• Supplied records:

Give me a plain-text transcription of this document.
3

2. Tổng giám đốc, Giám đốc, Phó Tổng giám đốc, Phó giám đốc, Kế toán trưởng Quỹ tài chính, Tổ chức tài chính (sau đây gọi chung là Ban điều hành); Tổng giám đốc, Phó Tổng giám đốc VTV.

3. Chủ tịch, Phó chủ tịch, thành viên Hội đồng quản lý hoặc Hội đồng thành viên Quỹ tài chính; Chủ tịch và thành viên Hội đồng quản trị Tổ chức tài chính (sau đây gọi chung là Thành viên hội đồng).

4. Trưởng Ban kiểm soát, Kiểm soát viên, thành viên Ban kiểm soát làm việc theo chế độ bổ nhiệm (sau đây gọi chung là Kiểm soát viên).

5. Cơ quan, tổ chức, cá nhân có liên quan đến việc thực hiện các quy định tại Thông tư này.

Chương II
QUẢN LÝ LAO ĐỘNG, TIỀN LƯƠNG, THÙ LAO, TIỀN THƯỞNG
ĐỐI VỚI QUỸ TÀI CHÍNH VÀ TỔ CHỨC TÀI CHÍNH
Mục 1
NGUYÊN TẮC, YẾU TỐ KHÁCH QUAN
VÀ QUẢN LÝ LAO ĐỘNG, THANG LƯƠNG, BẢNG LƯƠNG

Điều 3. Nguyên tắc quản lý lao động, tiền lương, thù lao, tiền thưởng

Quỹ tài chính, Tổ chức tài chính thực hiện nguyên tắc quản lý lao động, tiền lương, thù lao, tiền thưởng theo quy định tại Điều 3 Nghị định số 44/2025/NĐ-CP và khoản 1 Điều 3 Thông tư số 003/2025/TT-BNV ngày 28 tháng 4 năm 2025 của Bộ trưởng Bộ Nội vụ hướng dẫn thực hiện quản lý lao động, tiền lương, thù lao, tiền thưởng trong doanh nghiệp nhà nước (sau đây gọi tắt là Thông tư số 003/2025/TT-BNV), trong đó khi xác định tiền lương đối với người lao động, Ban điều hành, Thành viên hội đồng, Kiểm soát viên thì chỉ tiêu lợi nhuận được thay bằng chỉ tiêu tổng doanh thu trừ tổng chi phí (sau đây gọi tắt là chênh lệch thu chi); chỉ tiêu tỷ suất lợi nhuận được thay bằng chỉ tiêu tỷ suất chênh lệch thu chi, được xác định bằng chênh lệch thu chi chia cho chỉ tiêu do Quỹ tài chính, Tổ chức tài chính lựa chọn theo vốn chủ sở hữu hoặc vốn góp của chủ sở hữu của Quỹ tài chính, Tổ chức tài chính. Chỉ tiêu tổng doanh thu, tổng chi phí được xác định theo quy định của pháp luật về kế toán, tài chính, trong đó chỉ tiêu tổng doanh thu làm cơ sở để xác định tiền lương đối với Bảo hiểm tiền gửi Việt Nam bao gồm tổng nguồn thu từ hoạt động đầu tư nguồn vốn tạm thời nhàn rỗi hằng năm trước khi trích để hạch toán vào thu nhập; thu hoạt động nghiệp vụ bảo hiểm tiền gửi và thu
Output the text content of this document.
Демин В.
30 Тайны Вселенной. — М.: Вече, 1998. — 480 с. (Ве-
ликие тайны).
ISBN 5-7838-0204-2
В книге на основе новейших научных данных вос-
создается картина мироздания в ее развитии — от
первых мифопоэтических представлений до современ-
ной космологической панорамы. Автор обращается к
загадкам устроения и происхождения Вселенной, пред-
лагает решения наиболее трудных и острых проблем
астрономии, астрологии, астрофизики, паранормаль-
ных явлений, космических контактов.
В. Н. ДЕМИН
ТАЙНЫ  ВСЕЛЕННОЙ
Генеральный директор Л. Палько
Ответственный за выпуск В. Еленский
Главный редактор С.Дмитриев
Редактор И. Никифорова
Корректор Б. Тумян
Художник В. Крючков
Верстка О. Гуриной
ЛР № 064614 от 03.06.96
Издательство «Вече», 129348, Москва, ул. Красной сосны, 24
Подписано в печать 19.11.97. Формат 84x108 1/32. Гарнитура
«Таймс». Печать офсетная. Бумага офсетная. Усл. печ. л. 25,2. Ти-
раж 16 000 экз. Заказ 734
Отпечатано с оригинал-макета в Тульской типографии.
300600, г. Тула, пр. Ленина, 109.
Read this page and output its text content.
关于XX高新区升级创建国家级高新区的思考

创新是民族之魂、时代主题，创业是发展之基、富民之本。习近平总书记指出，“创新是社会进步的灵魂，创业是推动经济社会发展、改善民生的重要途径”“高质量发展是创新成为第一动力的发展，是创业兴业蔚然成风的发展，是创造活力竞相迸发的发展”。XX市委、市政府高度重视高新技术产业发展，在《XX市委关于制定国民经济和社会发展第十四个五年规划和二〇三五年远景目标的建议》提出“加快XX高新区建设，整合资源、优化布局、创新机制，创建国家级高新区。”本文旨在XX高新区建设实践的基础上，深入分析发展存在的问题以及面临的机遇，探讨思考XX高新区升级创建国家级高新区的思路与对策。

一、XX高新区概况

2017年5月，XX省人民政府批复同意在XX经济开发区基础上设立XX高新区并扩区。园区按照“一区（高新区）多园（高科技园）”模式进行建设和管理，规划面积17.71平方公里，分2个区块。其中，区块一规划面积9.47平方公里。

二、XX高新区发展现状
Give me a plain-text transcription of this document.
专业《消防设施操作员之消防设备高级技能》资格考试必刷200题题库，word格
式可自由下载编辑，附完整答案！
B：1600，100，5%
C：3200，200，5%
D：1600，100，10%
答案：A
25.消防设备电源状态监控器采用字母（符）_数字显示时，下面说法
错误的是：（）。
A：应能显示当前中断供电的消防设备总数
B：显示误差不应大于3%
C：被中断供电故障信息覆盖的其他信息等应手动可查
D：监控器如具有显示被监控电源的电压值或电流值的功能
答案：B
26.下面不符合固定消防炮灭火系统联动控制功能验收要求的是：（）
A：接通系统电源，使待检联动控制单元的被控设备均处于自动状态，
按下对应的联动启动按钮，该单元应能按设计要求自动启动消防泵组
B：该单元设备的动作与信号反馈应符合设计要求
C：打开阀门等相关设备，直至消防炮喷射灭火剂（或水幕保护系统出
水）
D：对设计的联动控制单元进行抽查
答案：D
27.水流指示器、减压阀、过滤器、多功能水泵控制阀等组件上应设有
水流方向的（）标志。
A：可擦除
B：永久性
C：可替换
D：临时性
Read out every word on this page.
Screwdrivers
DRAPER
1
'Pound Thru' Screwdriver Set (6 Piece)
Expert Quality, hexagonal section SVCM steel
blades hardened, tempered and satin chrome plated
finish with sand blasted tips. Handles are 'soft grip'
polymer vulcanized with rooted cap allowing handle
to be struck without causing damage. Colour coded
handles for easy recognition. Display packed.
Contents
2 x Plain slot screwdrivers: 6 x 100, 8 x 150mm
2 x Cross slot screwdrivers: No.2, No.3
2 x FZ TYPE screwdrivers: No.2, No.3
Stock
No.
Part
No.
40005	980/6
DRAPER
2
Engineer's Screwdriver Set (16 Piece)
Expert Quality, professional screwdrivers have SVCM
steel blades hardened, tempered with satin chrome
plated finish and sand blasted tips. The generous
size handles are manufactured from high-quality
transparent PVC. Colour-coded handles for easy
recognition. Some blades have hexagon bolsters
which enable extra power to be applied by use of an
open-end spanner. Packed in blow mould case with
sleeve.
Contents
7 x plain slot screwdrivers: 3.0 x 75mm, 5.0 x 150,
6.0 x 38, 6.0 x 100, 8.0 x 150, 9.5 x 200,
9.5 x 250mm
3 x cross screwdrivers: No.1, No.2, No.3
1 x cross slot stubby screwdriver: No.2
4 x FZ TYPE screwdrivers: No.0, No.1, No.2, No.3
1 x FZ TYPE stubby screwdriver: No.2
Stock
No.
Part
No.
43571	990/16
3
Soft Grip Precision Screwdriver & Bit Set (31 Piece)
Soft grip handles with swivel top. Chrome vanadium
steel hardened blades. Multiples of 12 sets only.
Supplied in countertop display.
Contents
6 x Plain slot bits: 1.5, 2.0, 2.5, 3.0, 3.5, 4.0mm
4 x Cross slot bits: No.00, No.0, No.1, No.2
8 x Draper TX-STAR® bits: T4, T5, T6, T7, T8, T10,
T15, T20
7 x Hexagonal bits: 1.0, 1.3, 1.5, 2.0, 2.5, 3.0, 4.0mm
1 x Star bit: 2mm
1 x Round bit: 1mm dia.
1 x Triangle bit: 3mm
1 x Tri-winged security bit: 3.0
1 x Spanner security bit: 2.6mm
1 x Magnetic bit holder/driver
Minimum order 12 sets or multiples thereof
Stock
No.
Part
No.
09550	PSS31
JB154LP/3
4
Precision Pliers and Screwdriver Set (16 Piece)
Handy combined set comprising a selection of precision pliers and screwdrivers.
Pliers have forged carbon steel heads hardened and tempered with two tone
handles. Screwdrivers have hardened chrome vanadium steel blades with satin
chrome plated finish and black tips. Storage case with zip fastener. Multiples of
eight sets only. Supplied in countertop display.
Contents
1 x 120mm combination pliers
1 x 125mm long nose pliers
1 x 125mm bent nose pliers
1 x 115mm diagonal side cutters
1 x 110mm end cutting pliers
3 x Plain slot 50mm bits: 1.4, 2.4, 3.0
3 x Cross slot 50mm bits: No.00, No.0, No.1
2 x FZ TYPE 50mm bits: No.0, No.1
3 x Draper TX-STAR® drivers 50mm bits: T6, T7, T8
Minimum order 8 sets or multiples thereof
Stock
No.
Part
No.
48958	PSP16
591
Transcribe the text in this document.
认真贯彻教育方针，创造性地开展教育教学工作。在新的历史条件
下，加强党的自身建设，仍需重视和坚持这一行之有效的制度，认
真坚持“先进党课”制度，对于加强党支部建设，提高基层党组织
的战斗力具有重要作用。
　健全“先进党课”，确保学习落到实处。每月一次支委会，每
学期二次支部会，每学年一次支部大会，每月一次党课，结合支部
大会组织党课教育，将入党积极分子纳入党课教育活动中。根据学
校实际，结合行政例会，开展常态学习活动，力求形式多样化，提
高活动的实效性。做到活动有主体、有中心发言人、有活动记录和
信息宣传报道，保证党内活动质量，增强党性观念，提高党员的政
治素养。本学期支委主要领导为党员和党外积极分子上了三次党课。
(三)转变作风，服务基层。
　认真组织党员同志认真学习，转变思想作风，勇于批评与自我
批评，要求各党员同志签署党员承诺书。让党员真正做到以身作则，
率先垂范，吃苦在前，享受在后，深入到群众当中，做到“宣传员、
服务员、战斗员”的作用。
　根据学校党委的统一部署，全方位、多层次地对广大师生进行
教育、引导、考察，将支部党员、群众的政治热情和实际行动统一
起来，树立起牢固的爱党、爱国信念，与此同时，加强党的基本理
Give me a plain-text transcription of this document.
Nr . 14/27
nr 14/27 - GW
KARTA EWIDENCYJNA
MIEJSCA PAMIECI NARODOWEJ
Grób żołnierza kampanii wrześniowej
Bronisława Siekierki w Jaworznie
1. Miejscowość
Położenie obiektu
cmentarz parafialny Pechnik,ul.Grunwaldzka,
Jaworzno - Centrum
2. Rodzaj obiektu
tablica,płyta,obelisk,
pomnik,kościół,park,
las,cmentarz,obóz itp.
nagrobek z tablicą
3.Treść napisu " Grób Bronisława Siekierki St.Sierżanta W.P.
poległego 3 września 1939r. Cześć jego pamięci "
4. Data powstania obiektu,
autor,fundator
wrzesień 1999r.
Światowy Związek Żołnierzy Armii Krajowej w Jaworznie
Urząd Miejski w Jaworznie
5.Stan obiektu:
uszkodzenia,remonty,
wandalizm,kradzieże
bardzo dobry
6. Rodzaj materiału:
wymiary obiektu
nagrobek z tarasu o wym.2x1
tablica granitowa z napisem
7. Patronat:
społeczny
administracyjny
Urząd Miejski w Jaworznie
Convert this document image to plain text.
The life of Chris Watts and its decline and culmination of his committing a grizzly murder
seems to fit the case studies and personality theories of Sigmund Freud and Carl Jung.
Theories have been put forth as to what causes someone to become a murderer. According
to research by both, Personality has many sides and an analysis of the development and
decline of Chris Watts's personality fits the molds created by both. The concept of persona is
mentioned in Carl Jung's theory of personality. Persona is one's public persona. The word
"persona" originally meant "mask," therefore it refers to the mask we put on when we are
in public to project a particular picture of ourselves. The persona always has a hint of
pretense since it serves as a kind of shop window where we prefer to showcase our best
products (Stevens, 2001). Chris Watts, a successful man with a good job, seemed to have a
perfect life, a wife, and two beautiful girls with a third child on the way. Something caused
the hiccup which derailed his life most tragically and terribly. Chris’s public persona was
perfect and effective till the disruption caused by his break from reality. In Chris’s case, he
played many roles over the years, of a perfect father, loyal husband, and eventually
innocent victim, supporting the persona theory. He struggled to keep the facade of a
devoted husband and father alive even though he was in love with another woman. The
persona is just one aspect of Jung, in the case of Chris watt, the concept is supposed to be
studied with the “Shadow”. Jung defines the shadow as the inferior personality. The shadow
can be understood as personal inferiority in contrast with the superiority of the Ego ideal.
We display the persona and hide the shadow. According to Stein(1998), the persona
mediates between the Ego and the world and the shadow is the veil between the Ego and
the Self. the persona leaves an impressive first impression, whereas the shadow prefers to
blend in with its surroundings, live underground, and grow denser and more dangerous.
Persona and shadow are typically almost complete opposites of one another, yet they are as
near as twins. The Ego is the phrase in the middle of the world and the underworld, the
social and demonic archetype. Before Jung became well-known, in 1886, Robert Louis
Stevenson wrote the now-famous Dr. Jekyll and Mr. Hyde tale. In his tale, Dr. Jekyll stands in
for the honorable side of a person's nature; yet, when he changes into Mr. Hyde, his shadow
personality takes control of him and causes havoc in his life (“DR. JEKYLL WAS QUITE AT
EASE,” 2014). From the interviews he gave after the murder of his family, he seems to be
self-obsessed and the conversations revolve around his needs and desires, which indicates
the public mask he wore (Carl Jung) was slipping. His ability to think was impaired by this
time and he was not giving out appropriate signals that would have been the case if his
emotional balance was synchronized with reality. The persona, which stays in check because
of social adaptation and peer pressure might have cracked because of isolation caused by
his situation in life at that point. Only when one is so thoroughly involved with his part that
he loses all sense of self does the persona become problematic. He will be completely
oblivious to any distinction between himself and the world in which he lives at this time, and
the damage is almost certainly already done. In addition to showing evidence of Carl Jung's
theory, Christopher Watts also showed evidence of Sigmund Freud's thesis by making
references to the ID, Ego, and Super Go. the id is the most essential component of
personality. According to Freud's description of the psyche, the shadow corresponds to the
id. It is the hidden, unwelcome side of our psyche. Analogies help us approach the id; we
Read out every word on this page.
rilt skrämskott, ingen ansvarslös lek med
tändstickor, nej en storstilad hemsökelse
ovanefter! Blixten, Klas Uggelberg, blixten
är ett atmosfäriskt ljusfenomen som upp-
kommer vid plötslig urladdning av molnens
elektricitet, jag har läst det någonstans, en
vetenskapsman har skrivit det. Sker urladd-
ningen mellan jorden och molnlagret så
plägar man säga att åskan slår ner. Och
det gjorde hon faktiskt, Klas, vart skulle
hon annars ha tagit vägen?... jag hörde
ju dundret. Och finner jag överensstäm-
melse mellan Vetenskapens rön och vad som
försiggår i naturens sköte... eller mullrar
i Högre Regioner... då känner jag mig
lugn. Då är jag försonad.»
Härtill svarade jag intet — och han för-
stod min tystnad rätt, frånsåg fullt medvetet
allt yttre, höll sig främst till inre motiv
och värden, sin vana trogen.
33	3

• To do: Copy out every line of the material above that mentions the word "Jaworznie".

• In response:
Bronisława Siekierki w Jaworznie
Światowy Związek Żołnierzy Armii Krajowej w Jaworznie
Urząd Miejski w Jaworznie
Urząd Miejski w Jaworznie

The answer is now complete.